• To be done:
Below are the records. Gather each line that holds "procesos".

* Begin Materials provided *

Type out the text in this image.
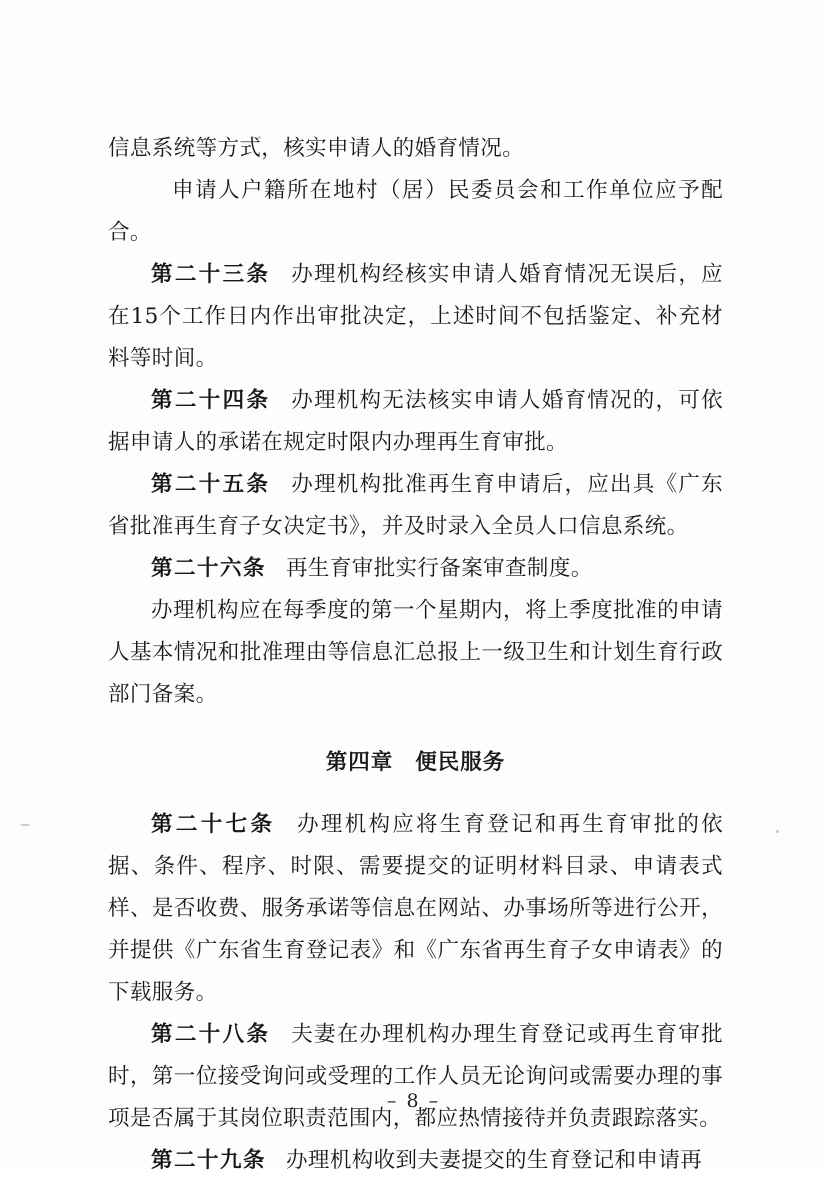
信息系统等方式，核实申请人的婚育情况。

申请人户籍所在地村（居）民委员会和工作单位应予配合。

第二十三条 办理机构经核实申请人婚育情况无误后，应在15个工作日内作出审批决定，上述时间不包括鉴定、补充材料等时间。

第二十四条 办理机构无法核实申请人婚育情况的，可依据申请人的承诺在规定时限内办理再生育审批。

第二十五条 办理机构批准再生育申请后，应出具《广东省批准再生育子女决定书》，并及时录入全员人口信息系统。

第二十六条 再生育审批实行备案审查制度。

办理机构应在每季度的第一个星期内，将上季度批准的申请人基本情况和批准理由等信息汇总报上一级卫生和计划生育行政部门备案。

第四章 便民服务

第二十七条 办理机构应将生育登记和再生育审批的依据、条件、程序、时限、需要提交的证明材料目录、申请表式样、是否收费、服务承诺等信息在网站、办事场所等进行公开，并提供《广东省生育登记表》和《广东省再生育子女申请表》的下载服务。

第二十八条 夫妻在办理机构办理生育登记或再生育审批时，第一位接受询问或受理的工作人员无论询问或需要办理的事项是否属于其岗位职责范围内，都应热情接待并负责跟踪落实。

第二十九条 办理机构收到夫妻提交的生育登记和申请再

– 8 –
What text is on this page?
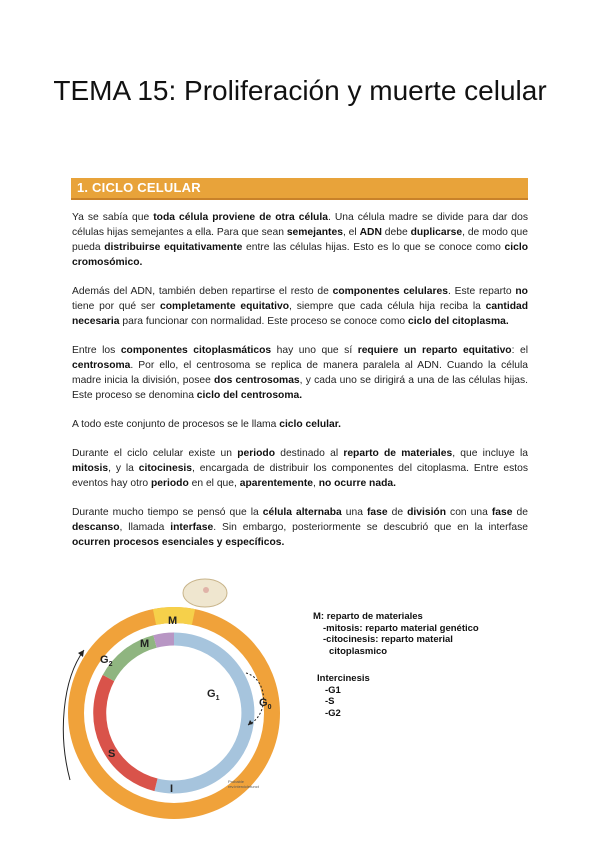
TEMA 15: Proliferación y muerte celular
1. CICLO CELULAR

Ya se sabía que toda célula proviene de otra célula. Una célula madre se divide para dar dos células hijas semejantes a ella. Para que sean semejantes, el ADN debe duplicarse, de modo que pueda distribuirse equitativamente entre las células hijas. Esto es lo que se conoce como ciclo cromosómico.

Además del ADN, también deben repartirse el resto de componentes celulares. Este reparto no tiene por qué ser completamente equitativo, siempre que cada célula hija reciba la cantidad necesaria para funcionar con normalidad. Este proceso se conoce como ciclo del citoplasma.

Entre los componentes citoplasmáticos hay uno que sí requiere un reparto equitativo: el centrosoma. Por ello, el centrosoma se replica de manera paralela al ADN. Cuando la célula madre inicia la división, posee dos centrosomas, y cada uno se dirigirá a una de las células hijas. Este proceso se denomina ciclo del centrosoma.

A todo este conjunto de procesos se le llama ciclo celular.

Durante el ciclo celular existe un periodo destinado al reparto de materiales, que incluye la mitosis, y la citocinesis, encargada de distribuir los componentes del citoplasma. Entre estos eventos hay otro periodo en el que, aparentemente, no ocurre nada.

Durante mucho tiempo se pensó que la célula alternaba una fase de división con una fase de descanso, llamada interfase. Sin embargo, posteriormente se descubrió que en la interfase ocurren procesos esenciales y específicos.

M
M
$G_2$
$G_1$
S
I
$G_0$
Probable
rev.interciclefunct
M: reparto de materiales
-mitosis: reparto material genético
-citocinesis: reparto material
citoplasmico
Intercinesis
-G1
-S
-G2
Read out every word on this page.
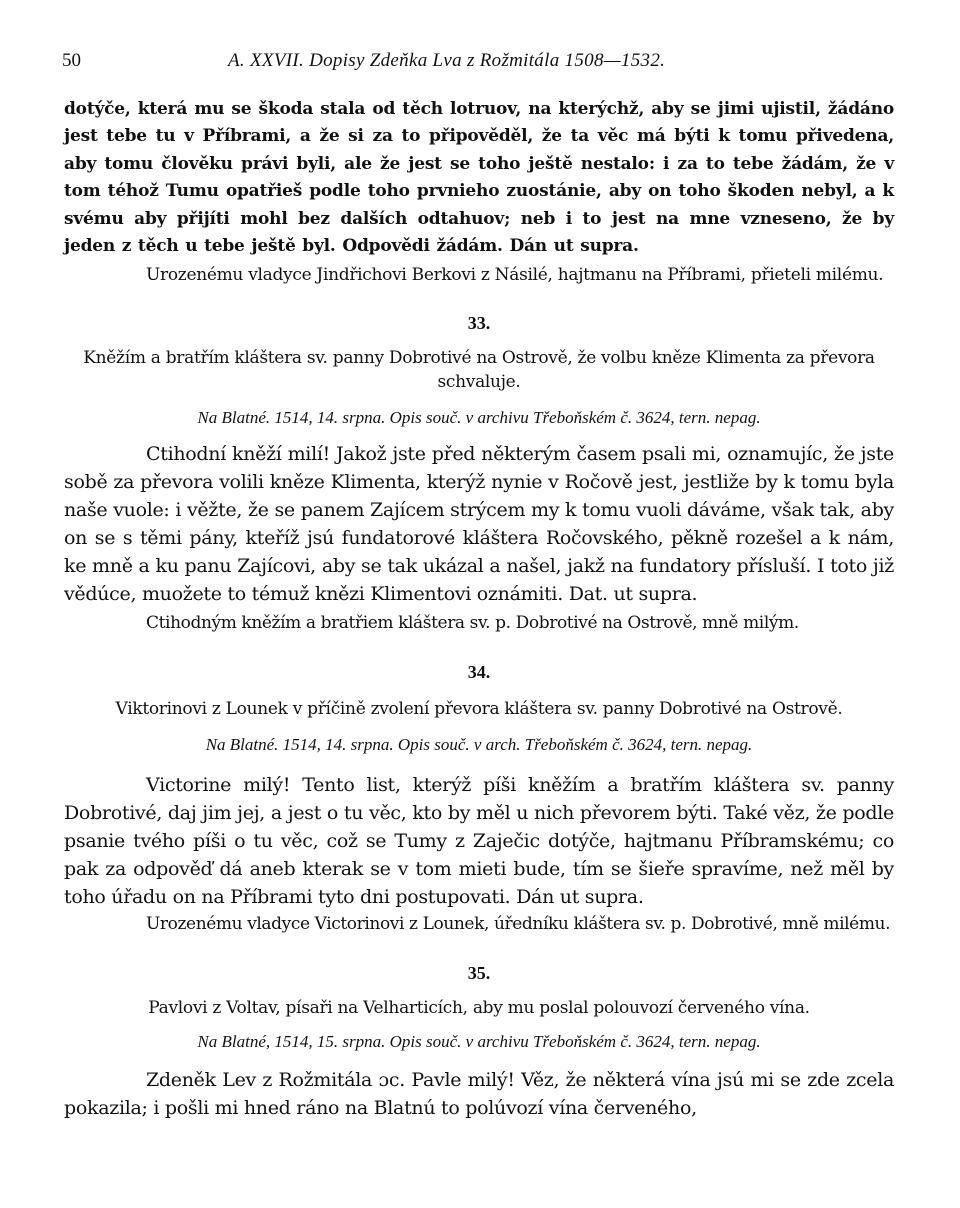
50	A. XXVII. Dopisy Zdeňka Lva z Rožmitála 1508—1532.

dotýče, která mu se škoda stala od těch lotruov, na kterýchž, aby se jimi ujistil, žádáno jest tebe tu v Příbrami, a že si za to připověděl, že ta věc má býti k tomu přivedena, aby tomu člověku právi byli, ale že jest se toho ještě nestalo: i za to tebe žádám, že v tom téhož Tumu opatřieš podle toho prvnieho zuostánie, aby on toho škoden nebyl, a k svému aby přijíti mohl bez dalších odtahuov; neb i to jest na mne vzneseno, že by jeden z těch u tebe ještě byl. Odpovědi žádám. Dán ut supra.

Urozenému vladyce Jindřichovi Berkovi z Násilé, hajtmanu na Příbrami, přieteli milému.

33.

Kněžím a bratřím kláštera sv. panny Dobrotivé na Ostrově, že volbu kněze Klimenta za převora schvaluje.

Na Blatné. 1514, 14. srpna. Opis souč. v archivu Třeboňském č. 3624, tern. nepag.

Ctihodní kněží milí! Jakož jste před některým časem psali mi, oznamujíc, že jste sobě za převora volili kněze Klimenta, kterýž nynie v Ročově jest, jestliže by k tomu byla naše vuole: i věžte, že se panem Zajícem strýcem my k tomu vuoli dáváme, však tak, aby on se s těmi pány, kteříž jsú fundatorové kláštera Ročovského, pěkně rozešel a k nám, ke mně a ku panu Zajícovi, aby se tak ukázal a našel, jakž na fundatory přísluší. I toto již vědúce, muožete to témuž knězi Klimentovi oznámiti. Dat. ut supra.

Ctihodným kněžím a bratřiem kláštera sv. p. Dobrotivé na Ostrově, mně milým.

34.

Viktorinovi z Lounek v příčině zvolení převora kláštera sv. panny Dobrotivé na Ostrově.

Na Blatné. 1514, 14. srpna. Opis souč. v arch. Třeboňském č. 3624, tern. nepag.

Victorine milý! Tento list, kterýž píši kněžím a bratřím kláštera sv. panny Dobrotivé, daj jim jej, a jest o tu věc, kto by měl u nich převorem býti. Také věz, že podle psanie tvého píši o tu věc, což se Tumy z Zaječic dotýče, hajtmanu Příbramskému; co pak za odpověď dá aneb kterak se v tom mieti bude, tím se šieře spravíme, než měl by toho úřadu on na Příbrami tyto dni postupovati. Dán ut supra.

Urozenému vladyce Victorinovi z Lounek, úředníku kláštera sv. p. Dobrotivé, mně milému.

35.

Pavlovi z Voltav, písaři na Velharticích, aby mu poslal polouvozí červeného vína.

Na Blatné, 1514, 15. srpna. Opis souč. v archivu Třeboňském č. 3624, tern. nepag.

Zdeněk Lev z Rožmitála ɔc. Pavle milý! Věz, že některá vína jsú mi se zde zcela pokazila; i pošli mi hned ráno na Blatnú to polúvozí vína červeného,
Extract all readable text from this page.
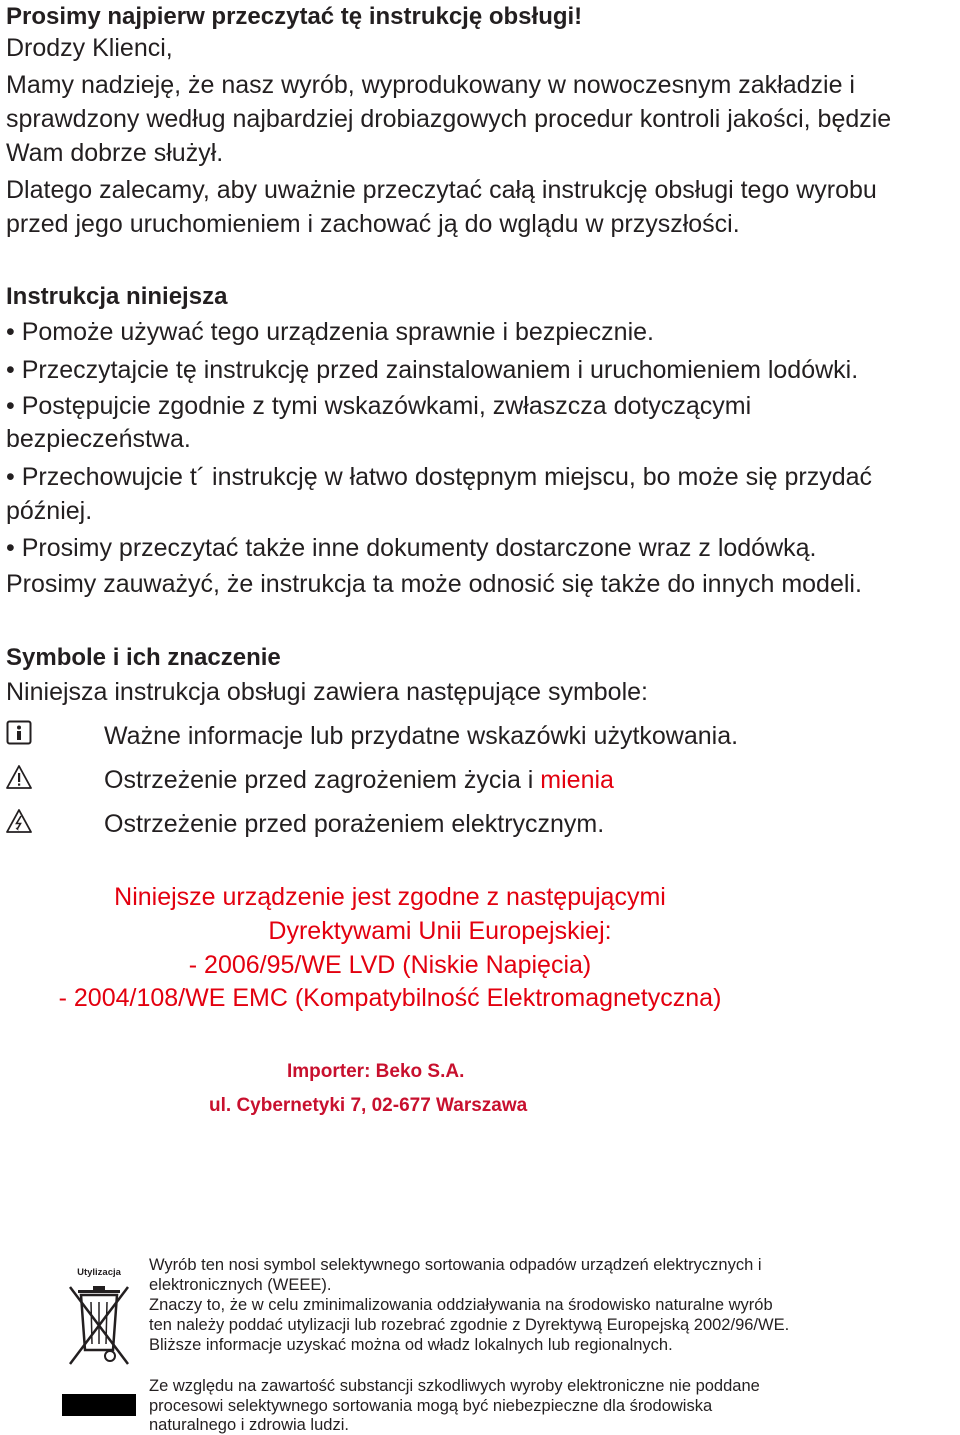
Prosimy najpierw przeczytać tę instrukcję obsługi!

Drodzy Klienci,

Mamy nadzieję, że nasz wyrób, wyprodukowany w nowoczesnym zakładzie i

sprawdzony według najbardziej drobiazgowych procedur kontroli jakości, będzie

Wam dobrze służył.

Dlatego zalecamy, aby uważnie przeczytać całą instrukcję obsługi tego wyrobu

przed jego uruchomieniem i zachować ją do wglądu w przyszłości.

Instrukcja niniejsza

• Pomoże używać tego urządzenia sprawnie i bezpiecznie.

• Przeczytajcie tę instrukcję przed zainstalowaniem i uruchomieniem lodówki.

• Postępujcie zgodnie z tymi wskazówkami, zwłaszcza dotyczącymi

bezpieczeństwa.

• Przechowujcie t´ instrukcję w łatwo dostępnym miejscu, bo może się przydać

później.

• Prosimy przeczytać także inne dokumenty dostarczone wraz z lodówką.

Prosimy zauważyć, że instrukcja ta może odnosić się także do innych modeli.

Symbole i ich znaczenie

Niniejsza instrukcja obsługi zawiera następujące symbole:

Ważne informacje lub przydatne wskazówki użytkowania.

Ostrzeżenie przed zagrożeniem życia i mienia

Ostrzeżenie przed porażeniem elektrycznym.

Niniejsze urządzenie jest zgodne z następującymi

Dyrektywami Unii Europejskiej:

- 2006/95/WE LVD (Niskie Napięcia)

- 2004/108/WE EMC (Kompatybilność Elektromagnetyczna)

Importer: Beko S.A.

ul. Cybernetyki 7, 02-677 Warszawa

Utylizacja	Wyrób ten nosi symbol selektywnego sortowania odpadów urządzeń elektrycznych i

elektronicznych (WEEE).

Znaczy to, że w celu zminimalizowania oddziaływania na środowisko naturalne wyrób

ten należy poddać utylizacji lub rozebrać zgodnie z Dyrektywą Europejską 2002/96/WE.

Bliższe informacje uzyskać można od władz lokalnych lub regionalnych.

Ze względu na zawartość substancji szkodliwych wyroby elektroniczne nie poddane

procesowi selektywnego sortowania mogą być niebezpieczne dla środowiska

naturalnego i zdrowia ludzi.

* End Materials provided *

• Output:
A todo este conjunto de procesos se le llama ciclo celular.
Durante mucho tiempo se pensó que la célula alternaba una fase de división con una fase de descanso, llamada interfase. Sin embargo, posteriormente se descubrió que en la interfase ocurren procesos esenciales y específicos.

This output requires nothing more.